TASK TO CARRY OUT:
Wherever the word "Eduardo" shows up in a line, please copy that line.

DATA SHOWN start

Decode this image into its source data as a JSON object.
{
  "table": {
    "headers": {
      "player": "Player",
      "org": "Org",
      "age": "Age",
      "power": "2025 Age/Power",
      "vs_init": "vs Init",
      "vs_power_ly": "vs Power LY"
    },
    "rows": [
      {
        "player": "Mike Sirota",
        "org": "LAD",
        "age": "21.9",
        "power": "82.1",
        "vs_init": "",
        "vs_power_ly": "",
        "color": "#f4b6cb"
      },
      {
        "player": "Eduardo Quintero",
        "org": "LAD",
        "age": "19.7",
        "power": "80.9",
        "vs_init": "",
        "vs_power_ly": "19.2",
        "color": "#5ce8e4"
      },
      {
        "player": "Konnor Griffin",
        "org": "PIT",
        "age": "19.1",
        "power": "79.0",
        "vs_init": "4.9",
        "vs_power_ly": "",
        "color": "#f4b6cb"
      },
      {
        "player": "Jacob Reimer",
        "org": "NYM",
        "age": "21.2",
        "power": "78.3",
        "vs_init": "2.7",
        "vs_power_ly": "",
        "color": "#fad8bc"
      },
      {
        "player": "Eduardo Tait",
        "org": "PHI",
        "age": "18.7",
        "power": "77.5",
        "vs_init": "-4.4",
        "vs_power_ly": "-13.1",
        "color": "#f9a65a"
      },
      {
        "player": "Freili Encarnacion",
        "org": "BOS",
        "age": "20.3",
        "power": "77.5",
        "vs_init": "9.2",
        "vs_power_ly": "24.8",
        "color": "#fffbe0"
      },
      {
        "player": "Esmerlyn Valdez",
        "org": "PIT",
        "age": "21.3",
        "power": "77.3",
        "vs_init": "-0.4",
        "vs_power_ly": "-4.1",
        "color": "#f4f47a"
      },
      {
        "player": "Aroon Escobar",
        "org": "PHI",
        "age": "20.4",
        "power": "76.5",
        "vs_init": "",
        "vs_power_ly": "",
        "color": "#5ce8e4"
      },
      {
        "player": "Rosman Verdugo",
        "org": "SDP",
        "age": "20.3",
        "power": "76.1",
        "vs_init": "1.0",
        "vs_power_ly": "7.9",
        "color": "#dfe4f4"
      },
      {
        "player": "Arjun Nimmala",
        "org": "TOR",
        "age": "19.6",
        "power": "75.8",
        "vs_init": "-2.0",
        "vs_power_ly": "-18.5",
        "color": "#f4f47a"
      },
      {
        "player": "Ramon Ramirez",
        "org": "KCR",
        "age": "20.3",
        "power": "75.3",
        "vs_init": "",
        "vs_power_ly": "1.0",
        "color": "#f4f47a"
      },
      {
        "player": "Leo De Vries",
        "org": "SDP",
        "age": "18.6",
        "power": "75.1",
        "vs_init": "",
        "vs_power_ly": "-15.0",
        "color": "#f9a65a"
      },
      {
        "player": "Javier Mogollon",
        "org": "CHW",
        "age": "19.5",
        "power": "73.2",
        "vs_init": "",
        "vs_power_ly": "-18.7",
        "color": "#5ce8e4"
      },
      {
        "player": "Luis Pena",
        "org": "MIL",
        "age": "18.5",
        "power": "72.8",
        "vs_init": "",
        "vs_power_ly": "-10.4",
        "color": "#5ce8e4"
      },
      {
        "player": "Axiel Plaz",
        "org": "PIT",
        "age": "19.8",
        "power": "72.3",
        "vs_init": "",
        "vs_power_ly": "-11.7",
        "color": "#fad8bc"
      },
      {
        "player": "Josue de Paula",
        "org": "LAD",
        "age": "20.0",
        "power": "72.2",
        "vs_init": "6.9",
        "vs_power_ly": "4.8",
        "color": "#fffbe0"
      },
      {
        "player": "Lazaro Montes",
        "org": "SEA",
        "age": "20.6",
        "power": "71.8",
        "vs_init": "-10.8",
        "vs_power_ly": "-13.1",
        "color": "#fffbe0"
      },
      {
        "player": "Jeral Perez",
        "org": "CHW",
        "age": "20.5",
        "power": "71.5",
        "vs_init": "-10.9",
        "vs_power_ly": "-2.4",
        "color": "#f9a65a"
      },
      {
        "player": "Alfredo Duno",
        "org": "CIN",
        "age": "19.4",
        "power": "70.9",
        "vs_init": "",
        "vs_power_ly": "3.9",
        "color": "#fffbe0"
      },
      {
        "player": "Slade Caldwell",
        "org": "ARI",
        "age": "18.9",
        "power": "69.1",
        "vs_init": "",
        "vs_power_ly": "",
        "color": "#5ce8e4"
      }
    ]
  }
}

DATA SHOWN end

EXERCISE SOLUTION:
        "player": "Eduardo Quintero",
        "player": "Eduardo Tait",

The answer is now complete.